:: Exercise data ::

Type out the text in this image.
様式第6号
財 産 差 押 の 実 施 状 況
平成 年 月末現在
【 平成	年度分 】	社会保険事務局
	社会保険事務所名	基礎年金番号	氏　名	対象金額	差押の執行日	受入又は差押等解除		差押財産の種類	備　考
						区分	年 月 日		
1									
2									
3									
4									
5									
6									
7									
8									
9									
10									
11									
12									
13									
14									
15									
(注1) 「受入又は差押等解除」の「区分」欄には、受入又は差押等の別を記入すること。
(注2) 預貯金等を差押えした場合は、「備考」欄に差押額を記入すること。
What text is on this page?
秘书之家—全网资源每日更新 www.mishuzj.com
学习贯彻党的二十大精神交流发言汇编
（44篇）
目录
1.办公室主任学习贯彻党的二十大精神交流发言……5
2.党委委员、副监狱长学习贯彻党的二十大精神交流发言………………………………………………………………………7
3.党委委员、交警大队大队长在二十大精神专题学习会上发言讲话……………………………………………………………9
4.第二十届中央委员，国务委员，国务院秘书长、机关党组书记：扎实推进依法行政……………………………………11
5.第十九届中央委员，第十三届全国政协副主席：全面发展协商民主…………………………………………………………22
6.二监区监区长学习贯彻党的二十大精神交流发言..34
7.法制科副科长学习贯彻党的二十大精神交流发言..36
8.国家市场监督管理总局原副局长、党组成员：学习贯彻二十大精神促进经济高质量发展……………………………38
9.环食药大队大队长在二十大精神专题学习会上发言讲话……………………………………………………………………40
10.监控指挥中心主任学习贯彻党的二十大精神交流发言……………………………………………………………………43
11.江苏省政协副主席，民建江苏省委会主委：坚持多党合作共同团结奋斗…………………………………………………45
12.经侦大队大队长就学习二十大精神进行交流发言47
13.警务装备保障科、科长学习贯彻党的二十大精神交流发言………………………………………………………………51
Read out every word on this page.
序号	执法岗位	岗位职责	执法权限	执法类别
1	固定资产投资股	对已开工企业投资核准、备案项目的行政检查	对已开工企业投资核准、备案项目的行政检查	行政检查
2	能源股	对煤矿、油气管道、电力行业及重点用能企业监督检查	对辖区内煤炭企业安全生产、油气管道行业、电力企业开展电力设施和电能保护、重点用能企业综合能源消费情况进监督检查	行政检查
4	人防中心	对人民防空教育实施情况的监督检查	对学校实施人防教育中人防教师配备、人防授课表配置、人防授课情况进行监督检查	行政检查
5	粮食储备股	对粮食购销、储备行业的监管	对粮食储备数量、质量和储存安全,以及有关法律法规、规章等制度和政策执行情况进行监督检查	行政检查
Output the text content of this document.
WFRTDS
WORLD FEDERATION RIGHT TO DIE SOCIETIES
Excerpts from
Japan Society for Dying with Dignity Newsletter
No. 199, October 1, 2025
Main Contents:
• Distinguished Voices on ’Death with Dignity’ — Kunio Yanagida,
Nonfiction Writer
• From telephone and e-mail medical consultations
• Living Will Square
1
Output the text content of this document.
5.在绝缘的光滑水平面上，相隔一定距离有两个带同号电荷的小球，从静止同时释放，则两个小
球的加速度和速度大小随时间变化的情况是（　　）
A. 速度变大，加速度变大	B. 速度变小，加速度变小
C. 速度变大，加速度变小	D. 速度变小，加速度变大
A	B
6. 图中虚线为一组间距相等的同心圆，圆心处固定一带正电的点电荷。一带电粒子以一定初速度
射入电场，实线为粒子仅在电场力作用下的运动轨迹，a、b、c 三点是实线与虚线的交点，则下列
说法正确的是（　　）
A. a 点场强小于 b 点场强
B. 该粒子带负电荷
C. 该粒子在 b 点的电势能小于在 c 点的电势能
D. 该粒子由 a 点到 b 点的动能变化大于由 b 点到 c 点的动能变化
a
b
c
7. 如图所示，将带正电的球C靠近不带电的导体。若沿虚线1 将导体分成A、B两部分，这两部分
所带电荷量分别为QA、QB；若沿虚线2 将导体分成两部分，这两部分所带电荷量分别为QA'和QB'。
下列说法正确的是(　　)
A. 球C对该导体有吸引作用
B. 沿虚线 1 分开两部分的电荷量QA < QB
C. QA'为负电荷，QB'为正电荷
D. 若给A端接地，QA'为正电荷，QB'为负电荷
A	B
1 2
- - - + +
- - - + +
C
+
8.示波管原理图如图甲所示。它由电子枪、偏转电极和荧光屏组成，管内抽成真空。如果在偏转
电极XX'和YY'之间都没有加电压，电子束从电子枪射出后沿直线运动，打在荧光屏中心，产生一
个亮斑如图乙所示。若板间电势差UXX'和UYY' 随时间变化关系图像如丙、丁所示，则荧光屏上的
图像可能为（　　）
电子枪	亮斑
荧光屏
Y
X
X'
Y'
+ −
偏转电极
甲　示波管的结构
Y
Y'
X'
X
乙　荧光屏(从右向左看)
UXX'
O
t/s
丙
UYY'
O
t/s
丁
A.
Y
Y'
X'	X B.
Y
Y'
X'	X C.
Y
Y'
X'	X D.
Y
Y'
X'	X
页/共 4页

:::

◆ Problem statement ◆
Transcribe the material above in its entirety. Match it exactly.

◆ Task result ◆
Type out the text in this image.
様式第6号
財 産 差 押 の 実 施 状 況
平成 年 月末現在
【 平成	年度分 】	社会保険事務局
	社会保険事務所名	基礎年金番号	氏　名	対象金額	差押の執行日	受入又は差押等解除		差押財産の種類	備　考
						区分	年 月 日		
1									
2									
3									
4									
5									
6									
7									
8									
9									
10									
11									
12									
13									
14									
15									
(注1) 「受入又は差押等解除」の「区分」欄には、受入又は差押等の別を記入すること。
(注2) 預貯金等を差押えした場合は、「備考」欄に差押額を記入すること。
What text is on this page?
秘书之家—全网资源每日更新 www.mishuzj.com
学习贯彻党的二十大精神交流发言汇编
（44篇）
目录
1.办公室主任学习贯彻党的二十大精神交流发言……5
2.党委委员、副监狱长学习贯彻党的二十大精神交流发言………………………………………………………………………7
3.党委委员、交警大队大队长在二十大精神专题学习会上发言讲话……………………………………………………………9
4.第二十届中央委员，国务委员，国务院秘书长、机关党组书记：扎实推进依法行政……………………………………11
5.第十九届中央委员，第十三届全国政协副主席：全面发展协商民主…………………………………………………………22
6.二监区监区长学习贯彻党的二十大精神交流发言..34
7.法制科副科长学习贯彻党的二十大精神交流发言..36
8.国家市场监督管理总局原副局长、党组成员：学习贯彻二十大精神促进经济高质量发展……………………………38
9.环食药大队大队长在二十大精神专题学习会上发言讲话……………………………………………………………………40
10.监控指挥中心主任学习贯彻党的二十大精神交流发言……………………………………………………………………43
11.江苏省政协副主席，民建江苏省委会主委：坚持多党合作共同团结奋斗…………………………………………………45
12.经侦大队大队长就学习二十大精神进行交流发言47
13.警务装备保障科、科长学习贯彻党的二十大精神交流发言………………………………………………………………51
Read out every word on this page.
序号	执法岗位	岗位职责	执法权限	执法类别
1	固定资产投资股	对已开工企业投资核准、备案项目的行政检查	对已开工企业投资核准、备案项目的行政检查	行政检查
2	能源股	对煤矿、油气管道、电力行业及重点用能企业监督检查	对辖区内煤炭企业安全生产、油气管道行业、电力企业开展电力设施和电能保护、重点用能企业综合能源消费情况进监督检查	行政检查
4	人防中心	对人民防空教育实施情况的监督检查	对学校实施人防教育中人防教师配备、人防授课表配置、人防授课情况进行监督检查	行政检查
5	粮食储备股	对粮食购销、储备行业的监管	对粮食储备数量、质量和储存安全,以及有关法律法规、规章等制度和政策执行情况进行监督检查	行政检查
Output the text content of this document.
WFRTDS
WORLD FEDERATION RIGHT TO DIE SOCIETIES
Excerpts from
Japan Society for Dying with Dignity Newsletter
No. 199, October 1, 2025
Main Contents:
• Distinguished Voices on ’Death with Dignity’ — Kunio Yanagida,
Nonfiction Writer
• From telephone and e-mail medical consultations
• Living Will Square
1
Output the text content of this document.
5.在绝缘的光滑水平面上，相隔一定距离有两个带同号电荷的小球，从静止同时释放，则两个小
球的加速度和速度大小随时间变化的情况是（　　）
A. 速度变大，加速度变大	B. 速度变小，加速度变小
C. 速度变大，加速度变小	D. 速度变小，加速度变大
A	B
6. 图中虚线为一组间距相等的同心圆，圆心处固定一带正电的点电荷。一带电粒子以一定初速度
射入电场，实线为粒子仅在电场力作用下的运动轨迹，a、b、c 三点是实线与虚线的交点，则下列
说法正确的是（　　）
A. a 点场强小于 b 点场强
B. 该粒子带负电荷
C. 该粒子在 b 点的电势能小于在 c 点的电势能
D. 该粒子由 a 点到 b 点的动能变化大于由 b 点到 c 点的动能变化
a
b
c
7. 如图所示，将带正电的球C靠近不带电的导体。若沿虚线1 将导体分成A、B两部分，这两部分
所带电荷量分别为QA、QB；若沿虚线2 将导体分成两部分，这两部分所带电荷量分别为QA'和QB'。
下列说法正确的是(　　)
A. 球C对该导体有吸引作用
B. 沿虚线 1 分开两部分的电荷量QA < QB
C. QA'为负电荷，QB'为正电荷
D. 若给A端接地，QA'为正电荷，QB'为负电荷
A	B
1 2
- - - + +
- - - + +
C
+
8.示波管原理图如图甲所示。它由电子枪、偏转电极和荧光屏组成，管内抽成真空。如果在偏转
电极XX'和YY'之间都没有加电压，电子束从电子枪射出后沿直线运动，打在荧光屏中心，产生一
个亮斑如图乙所示。若板间电势差UXX'和UYY' 随时间变化关系图像如丙、丁所示，则荧光屏上的
图像可能为（　　）
电子枪	亮斑
荧光屏
Y
X
X'
Y'
+ −
偏转电极
甲　示波管的结构
Y
Y'
X'
X
乙　荧光屏(从右向左看)
UXX'
O
t/s
丙
UYY'
O
t/s
丁
A.
Y
Y'
X'	X B.
Y
Y'
X'	X C.
Y
Y'
X'	X D.
Y
Y'
X'	X
页/共 4页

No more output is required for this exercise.